— Start Material provided —

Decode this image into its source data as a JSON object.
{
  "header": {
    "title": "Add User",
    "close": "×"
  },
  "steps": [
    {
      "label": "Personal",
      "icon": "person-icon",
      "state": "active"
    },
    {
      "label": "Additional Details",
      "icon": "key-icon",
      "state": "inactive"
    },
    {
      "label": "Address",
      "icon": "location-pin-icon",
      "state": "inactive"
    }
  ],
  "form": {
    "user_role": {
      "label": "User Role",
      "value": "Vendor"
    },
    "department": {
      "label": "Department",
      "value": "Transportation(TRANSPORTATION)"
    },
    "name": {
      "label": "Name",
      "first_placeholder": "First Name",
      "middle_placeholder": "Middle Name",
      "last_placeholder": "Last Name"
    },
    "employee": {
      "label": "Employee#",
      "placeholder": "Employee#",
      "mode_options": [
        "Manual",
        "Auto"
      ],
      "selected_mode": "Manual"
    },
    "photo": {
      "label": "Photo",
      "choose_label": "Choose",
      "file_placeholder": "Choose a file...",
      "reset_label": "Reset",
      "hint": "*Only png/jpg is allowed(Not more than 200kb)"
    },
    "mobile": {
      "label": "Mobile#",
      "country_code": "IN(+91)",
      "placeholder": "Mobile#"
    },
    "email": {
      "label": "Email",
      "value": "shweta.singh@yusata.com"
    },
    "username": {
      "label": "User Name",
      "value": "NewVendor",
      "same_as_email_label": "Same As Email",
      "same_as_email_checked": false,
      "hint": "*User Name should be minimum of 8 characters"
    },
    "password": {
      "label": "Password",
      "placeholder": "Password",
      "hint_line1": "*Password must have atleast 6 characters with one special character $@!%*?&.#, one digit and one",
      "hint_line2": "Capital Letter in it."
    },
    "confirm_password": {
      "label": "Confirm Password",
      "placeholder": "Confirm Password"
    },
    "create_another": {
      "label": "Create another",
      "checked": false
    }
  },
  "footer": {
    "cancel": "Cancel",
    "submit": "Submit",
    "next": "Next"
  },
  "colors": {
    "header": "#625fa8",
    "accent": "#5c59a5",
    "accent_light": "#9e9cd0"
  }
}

— End Material provided —
— Start Material provided —

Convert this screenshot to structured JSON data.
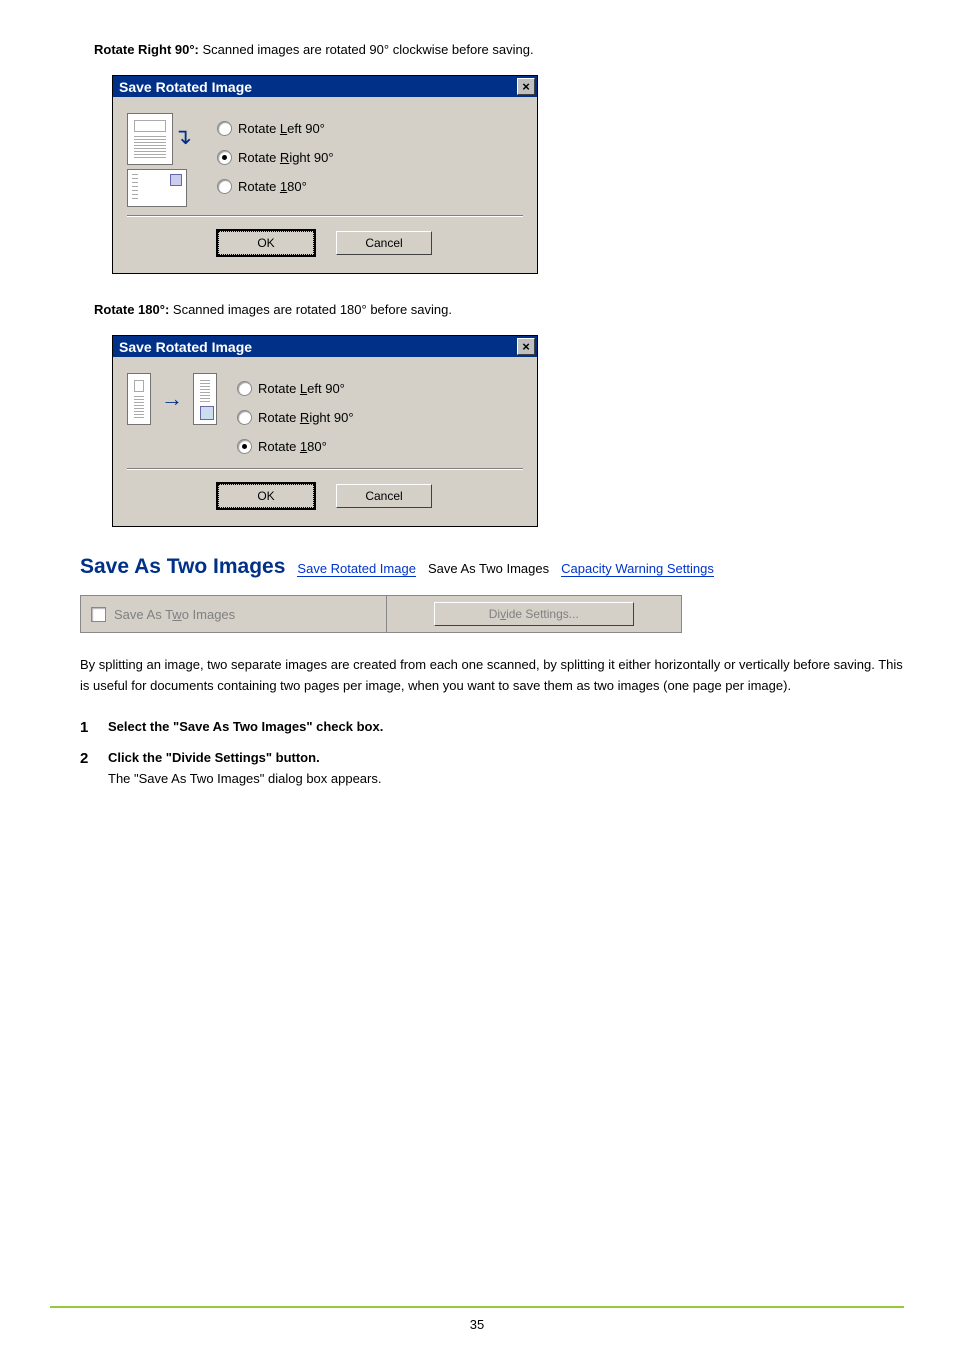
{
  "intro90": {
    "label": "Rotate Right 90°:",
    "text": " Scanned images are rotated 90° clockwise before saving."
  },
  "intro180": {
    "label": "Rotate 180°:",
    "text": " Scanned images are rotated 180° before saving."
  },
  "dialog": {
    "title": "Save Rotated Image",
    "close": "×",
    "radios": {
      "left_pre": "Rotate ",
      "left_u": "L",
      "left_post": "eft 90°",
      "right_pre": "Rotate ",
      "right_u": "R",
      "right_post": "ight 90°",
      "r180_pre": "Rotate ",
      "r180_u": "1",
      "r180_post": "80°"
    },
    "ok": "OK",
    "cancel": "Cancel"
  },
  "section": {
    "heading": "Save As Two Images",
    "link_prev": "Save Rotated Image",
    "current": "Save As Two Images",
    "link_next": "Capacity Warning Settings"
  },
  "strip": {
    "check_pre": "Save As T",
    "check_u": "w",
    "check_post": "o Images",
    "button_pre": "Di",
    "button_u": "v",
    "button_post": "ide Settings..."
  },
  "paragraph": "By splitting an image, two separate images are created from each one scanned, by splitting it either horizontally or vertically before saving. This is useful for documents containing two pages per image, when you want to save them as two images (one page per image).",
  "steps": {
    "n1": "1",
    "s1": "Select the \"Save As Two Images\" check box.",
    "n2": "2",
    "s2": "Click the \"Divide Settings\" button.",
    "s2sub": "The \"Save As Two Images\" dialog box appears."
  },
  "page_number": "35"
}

— End Material provided —

#### Task directions:
Copy every line above that includes the string "saving".

#### Solution for this task:
    "text": " Scanned images are rotated 90° clockwise before saving."
    "text": " Scanned images are rotated 180° before saving."
  "paragraph": "By splitting an image, two separate images are created from each one scanned, by splitting it either horizontally or vertically before saving. This is useful for documents containing two pages per image, when you want to save them as two images (one page per image).",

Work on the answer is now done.